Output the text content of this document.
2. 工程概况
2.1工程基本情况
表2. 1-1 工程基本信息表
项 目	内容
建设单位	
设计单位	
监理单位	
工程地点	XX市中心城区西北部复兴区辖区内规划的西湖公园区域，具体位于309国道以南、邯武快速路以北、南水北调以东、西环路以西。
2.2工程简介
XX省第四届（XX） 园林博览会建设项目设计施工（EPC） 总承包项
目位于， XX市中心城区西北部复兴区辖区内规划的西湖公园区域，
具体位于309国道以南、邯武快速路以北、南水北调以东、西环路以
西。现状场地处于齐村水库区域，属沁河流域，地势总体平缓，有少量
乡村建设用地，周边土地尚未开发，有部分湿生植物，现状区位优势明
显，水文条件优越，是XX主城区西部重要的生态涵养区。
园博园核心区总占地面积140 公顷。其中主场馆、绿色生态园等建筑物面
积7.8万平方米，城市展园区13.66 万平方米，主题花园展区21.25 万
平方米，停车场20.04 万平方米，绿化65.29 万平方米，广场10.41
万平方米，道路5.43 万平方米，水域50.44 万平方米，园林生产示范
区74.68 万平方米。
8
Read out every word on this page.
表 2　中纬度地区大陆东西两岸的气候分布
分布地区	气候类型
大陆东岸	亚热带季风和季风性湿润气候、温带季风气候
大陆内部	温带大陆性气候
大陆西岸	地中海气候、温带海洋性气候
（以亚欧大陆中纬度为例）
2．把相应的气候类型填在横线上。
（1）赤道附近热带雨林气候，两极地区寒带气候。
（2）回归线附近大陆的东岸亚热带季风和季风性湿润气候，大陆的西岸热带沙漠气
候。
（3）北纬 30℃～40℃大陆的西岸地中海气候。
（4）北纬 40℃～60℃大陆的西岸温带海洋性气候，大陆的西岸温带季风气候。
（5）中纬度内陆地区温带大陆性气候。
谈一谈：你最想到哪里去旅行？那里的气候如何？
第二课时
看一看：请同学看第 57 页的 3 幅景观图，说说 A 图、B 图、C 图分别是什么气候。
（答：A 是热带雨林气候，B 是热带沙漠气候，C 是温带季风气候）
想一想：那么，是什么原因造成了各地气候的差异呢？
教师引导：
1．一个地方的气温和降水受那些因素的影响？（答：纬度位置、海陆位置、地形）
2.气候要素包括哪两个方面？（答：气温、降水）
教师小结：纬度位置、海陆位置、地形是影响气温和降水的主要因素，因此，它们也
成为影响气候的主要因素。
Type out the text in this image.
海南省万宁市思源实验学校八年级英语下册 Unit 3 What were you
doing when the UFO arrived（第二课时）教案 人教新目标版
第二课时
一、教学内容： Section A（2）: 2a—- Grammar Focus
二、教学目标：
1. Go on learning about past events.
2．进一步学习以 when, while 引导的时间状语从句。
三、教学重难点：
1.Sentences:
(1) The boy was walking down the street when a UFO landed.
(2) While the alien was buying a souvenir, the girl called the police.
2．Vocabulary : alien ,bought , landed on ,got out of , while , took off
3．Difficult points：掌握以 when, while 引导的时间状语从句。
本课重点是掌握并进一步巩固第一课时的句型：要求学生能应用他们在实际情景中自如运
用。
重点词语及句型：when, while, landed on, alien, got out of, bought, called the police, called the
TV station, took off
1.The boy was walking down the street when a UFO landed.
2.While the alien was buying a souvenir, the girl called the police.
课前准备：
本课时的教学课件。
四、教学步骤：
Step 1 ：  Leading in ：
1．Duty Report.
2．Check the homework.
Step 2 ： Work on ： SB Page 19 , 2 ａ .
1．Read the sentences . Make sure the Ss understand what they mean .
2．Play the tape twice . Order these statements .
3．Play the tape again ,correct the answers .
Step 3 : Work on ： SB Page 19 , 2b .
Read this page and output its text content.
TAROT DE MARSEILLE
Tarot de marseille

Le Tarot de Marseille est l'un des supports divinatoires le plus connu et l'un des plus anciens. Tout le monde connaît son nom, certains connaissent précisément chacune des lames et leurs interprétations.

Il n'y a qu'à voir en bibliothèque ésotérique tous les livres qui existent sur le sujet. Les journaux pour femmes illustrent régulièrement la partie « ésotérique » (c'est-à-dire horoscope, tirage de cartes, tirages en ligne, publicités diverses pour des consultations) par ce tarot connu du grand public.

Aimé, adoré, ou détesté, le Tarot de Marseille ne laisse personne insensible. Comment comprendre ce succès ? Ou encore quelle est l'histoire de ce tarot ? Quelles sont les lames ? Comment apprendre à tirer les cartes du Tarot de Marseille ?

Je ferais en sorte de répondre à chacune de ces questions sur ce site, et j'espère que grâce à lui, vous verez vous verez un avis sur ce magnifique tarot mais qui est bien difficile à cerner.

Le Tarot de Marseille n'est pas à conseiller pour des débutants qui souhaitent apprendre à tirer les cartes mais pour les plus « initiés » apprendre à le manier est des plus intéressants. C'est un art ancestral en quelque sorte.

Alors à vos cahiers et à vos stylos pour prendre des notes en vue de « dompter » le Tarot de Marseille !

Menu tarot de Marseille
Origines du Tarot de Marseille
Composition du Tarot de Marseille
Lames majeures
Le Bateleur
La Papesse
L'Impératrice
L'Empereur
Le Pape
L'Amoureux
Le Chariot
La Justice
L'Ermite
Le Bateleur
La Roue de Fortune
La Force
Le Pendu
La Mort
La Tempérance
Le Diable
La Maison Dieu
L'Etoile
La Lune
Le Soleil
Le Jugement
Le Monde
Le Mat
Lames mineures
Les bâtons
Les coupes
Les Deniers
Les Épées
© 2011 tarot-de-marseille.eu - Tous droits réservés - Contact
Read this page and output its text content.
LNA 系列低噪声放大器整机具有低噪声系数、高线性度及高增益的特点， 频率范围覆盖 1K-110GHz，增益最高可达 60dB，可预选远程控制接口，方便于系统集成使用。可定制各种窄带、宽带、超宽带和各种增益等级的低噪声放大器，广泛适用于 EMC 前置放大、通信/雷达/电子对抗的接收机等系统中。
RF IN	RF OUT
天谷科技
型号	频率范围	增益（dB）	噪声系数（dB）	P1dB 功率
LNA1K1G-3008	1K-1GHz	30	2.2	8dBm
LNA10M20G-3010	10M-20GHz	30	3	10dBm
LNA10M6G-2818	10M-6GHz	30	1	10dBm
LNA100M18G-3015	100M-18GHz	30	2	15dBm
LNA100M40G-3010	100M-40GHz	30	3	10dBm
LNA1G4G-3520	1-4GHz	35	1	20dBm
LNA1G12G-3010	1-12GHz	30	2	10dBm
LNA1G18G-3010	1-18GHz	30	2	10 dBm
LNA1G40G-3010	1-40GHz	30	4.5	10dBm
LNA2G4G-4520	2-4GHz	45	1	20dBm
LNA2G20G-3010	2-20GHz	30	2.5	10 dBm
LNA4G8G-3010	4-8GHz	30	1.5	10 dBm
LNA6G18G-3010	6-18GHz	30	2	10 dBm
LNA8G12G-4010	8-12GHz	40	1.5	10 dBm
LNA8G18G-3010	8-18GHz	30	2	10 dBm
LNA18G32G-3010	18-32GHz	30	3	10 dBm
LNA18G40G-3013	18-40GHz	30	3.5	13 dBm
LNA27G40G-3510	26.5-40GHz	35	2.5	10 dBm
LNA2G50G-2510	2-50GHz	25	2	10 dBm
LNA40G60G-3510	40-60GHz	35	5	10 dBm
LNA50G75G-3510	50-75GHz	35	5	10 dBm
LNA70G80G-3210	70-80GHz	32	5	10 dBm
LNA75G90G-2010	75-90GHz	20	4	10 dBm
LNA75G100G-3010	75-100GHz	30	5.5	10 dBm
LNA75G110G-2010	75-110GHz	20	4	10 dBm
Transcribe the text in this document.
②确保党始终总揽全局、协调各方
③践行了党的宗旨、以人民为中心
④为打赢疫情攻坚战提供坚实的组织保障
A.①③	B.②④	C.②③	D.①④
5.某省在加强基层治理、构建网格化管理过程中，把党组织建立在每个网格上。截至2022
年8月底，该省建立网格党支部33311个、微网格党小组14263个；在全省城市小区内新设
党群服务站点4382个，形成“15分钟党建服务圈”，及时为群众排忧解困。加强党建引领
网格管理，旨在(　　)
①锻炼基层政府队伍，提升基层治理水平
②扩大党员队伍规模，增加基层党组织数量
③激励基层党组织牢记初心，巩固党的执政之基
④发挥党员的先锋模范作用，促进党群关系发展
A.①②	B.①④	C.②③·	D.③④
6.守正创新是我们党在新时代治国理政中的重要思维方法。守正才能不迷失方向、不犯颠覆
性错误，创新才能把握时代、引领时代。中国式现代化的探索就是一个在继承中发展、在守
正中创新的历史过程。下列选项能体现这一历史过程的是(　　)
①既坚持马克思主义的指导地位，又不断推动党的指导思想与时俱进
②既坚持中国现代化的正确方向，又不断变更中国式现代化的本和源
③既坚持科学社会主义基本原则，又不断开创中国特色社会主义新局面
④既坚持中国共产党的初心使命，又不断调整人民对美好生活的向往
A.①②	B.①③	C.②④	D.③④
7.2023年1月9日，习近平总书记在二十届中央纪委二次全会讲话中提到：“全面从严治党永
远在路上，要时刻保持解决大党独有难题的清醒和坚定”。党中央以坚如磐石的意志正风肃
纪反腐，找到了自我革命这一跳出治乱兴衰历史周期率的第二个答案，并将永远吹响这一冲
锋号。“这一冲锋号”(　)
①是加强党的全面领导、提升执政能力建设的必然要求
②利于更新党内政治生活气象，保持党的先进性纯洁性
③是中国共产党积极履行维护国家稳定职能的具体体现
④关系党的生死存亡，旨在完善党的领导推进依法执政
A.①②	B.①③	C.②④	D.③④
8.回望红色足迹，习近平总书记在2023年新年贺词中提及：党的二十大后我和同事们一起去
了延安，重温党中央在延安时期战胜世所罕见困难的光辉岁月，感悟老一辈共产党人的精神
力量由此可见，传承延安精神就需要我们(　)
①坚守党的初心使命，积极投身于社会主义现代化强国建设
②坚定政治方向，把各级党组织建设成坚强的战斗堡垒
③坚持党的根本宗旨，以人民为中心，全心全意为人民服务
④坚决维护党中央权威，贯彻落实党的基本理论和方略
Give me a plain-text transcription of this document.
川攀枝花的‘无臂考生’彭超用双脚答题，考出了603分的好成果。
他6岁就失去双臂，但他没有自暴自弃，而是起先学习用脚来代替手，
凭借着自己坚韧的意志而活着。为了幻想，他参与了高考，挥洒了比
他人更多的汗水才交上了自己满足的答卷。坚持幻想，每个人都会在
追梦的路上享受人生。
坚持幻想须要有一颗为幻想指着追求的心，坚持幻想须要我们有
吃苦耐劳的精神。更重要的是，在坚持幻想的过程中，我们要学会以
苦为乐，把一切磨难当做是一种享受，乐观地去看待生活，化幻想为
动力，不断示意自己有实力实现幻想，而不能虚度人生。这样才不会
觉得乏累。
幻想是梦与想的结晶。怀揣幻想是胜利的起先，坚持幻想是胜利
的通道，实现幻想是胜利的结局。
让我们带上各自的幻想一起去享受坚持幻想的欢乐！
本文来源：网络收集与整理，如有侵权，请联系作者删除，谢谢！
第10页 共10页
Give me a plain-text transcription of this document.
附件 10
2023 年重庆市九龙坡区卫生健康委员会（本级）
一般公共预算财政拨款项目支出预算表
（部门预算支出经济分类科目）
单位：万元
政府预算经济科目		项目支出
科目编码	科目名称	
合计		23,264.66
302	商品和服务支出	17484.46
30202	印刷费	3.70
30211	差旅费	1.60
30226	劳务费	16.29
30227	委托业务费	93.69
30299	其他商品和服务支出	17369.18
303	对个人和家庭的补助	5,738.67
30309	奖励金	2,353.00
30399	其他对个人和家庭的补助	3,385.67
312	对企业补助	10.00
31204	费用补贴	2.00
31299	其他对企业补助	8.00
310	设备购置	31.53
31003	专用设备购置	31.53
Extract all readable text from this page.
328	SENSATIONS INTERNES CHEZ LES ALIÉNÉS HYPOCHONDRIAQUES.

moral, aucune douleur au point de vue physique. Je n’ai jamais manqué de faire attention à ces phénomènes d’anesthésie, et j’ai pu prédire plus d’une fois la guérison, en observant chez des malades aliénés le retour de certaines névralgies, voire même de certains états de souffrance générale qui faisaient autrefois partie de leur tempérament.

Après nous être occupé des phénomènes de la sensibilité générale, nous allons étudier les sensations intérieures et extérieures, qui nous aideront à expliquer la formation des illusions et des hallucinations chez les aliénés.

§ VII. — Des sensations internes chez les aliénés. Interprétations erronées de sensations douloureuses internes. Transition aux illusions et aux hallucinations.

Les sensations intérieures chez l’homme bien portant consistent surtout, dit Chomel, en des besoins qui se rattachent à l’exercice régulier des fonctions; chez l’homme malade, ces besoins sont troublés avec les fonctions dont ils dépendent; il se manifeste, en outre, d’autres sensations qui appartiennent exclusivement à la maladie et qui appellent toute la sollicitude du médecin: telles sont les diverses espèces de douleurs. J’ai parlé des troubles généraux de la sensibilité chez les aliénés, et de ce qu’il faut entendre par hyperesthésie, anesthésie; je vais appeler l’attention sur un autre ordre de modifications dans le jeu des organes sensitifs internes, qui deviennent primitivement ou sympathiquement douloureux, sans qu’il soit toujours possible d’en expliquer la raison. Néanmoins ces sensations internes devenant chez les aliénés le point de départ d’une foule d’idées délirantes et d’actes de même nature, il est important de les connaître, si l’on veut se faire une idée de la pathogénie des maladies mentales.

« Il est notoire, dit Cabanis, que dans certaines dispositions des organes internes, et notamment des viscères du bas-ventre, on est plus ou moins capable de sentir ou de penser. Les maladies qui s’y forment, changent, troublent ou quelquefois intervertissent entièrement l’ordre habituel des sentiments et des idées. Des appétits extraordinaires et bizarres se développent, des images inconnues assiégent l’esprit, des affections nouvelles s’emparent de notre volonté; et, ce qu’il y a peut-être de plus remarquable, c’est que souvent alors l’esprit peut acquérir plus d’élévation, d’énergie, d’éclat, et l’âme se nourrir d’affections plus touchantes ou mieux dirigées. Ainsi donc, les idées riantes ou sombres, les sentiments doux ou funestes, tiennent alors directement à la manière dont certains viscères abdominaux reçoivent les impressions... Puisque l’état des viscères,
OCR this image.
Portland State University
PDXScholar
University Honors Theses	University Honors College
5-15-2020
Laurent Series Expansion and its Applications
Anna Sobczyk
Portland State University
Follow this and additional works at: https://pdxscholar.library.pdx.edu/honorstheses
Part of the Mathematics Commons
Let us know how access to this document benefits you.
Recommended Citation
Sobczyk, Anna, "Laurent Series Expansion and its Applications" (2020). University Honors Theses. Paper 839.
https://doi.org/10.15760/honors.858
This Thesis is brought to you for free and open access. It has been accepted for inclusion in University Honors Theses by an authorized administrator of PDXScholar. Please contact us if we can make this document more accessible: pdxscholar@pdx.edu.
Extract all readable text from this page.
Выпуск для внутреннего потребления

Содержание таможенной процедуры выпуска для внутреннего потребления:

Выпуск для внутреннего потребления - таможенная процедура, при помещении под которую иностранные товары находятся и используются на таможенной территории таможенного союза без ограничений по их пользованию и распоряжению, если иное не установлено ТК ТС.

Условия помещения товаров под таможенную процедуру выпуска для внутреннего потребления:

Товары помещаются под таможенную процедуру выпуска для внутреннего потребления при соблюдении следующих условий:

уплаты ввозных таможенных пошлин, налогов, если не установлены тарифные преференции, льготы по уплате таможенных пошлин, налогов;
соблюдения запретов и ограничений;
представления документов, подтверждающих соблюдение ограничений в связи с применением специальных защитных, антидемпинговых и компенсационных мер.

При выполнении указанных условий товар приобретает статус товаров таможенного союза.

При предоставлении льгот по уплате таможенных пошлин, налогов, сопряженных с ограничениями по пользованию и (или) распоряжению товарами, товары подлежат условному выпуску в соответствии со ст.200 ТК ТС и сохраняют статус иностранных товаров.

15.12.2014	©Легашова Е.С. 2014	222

#####

> **Short problem**
Find the word "Anna" in the data and show each line that holds it.

> **Answer below**
Anna Sobczyk
Sobczyk, Anna, "Laurent Series Expansion and its Applications" (2020). University Honors Theses. Paper 839.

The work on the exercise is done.